Reproduce the entire listing word for word.

[Recorded data]
=-=-=-=-=
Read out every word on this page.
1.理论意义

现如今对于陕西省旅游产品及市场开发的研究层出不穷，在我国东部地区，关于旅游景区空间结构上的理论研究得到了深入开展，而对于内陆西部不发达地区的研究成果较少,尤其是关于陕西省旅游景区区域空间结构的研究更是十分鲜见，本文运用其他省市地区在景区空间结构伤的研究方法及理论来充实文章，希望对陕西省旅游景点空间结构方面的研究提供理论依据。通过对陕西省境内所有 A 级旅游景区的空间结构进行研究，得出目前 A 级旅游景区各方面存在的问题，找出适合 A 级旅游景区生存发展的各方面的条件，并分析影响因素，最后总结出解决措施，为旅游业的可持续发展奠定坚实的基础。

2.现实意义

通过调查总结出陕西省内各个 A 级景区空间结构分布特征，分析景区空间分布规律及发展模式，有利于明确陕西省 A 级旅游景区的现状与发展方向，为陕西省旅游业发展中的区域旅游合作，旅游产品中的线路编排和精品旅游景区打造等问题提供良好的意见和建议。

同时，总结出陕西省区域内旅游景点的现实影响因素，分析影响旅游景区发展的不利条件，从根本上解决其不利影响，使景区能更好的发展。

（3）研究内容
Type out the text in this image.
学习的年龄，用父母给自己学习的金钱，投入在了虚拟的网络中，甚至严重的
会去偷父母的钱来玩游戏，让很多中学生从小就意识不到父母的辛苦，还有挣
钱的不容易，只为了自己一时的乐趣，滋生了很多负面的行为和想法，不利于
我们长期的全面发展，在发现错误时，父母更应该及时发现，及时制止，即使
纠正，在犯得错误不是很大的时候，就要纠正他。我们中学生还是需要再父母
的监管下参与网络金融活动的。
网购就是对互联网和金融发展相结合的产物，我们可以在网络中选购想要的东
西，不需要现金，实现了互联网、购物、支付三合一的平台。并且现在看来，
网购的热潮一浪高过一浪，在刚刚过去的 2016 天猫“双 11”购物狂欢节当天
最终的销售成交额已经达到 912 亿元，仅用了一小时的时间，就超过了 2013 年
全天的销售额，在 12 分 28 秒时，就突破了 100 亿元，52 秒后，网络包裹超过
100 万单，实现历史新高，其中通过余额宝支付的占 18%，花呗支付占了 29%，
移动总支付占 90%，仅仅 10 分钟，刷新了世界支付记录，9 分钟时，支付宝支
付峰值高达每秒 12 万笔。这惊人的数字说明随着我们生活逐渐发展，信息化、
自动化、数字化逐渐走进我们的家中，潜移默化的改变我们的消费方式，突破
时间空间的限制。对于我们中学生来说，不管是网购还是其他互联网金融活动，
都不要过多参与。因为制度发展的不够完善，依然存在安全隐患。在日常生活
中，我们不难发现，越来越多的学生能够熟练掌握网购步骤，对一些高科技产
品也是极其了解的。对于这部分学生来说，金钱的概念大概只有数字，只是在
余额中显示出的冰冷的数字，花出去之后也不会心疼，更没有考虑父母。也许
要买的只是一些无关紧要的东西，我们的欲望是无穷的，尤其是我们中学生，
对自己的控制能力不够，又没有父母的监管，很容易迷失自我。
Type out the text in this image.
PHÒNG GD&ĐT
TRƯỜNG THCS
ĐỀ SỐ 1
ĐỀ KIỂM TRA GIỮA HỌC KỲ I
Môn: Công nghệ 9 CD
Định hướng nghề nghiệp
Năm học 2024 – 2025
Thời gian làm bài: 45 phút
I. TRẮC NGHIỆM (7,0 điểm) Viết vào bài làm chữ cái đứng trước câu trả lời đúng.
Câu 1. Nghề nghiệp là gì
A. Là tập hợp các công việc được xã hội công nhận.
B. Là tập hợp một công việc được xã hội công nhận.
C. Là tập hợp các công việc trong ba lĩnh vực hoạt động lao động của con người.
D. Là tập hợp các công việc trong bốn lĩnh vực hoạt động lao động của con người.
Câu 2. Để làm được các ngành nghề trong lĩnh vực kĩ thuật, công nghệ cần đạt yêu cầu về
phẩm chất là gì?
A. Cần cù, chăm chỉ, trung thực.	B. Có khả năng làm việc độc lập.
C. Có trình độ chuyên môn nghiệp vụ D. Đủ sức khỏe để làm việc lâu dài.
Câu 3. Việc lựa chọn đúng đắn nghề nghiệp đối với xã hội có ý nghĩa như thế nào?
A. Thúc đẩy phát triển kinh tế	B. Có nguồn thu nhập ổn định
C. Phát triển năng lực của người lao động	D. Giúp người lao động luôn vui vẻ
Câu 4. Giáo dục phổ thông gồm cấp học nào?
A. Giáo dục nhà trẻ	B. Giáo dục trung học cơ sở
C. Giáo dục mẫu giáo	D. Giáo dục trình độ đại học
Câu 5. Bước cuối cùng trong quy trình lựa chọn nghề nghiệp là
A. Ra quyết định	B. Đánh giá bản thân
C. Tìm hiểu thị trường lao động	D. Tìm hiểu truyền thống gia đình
=-=-=-=-=
* Task result *
Read out every word on this page.
1.理论意义

现如今对于陕西省旅游产品及市场开发的研究层出不穷，在我国东部地区，关于旅游景区空间结构上的理论研究得到了深入开展，而对于内陆西部不发达地区的研究成果较少,尤其是关于陕西省旅游景区区域空间结构的研究更是十分鲜见，本文运用其他省市地区在景区空间结构伤的研究方法及理论来充实文章，希望对陕西省旅游景点空间结构方面的研究提供理论依据。通过对陕西省境内所有 A 级旅游景区的空间结构进行研究，得出目前 A 级旅游景区各方面存在的问题，找出适合 A 级旅游景区生存发展的各方面的条件，并分析影响因素，最后总结出解决措施，为旅游业的可持续发展奠定坚实的基础。

2.现实意义

通过调查总结出陕西省内各个 A 级景区空间结构分布特征，分析景区空间分布规律及发展模式，有利于明确陕西省 A 级旅游景区的现状与发展方向，为陕西省旅游业发展中的区域旅游合作，旅游产品中的线路编排和精品旅游景区打造等问题提供良好的意见和建议。

同时，总结出陕西省区域内旅游景点的现实影响因素，分析影响旅游景区发展的不利条件，从根本上解决其不利影响，使景区能更好的发展。

（3）研究内容
Type out the text in this image.
学习的年龄，用父母给自己学习的金钱，投入在了虚拟的网络中，甚至严重的
会去偷父母的钱来玩游戏，让很多中学生从小就意识不到父母的辛苦，还有挣
钱的不容易，只为了自己一时的乐趣，滋生了很多负面的行为和想法，不利于
我们长期的全面发展，在发现错误时，父母更应该及时发现，及时制止，即使
纠正，在犯得错误不是很大的时候，就要纠正他。我们中学生还是需要再父母
的监管下参与网络金融活动的。
网购就是对互联网和金融发展相结合的产物，我们可以在网络中选购想要的东
西，不需要现金，实现了互联网、购物、支付三合一的平台。并且现在看来，
网购的热潮一浪高过一浪，在刚刚过去的 2016 天猫“双 11”购物狂欢节当天
最终的销售成交额已经达到 912 亿元，仅用了一小时的时间，就超过了 2013 年
全天的销售额，在 12 分 28 秒时，就突破了 100 亿元，52 秒后，网络包裹超过
100 万单，实现历史新高，其中通过余额宝支付的占 18%，花呗支付占了 29%，
移动总支付占 90%，仅仅 10 分钟，刷新了世界支付记录，9 分钟时，支付宝支
付峰值高达每秒 12 万笔。这惊人的数字说明随着我们生活逐渐发展，信息化、
自动化、数字化逐渐走进我们的家中，潜移默化的改变我们的消费方式，突破
时间空间的限制。对于我们中学生来说，不管是网购还是其他互联网金融活动，
都不要过多参与。因为制度发展的不够完善，依然存在安全隐患。在日常生活
中，我们不难发现，越来越多的学生能够熟练掌握网购步骤，对一些高科技产
品也是极其了解的。对于这部分学生来说，金钱的概念大概只有数字，只是在
余额中显示出的冰冷的数字，花出去之后也不会心疼，更没有考虑父母。也许
要买的只是一些无关紧要的东西，我们的欲望是无穷的，尤其是我们中学生，
对自己的控制能力不够，又没有父母的监管，很容易迷失自我。
Type out the text in this image.
PHÒNG GD&ĐT
TRƯỜNG THCS
ĐỀ SỐ 1
ĐỀ KIỂM TRA GIỮA HỌC KỲ I
Môn: Công nghệ 9 CD
Định hướng nghề nghiệp
Năm học 2024 – 2025
Thời gian làm bài: 45 phút
I. TRẮC NGHIỆM (7,0 điểm) Viết vào bài làm chữ cái đứng trước câu trả lời đúng.
Câu 1. Nghề nghiệp là gì
A. Là tập hợp các công việc được xã hội công nhận.
B. Là tập hợp một công việc được xã hội công nhận.
C. Là tập hợp các công việc trong ba lĩnh vực hoạt động lao động của con người.
D. Là tập hợp các công việc trong bốn lĩnh vực hoạt động lao động của con người.
Câu 2. Để làm được các ngành nghề trong lĩnh vực kĩ thuật, công nghệ cần đạt yêu cầu về
phẩm chất là gì?
A. Cần cù, chăm chỉ, trung thực.	B. Có khả năng làm việc độc lập.
C. Có trình độ chuyên môn nghiệp vụ D. Đủ sức khỏe để làm việc lâu dài.
Câu 3. Việc lựa chọn đúng đắn nghề nghiệp đối với xã hội có ý nghĩa như thế nào?
A. Thúc đẩy phát triển kinh tế	B. Có nguồn thu nhập ổn định
C. Phát triển năng lực của người lao động	D. Giúp người lao động luôn vui vẻ
Câu 4. Giáo dục phổ thông gồm cấp học nào?
A. Giáo dục nhà trẻ	B. Giáo dục trung học cơ sở
C. Giáo dục mẫu giáo	D. Giáo dục trình độ đại học
Câu 5. Bước cuối cùng trong quy trình lựa chọn nghề nghiệp là
A. Ra quyết định	B. Đánh giá bản thân
C. Tìm hiểu thị trường lao động	D. Tìm hiểu truyền thống gia đình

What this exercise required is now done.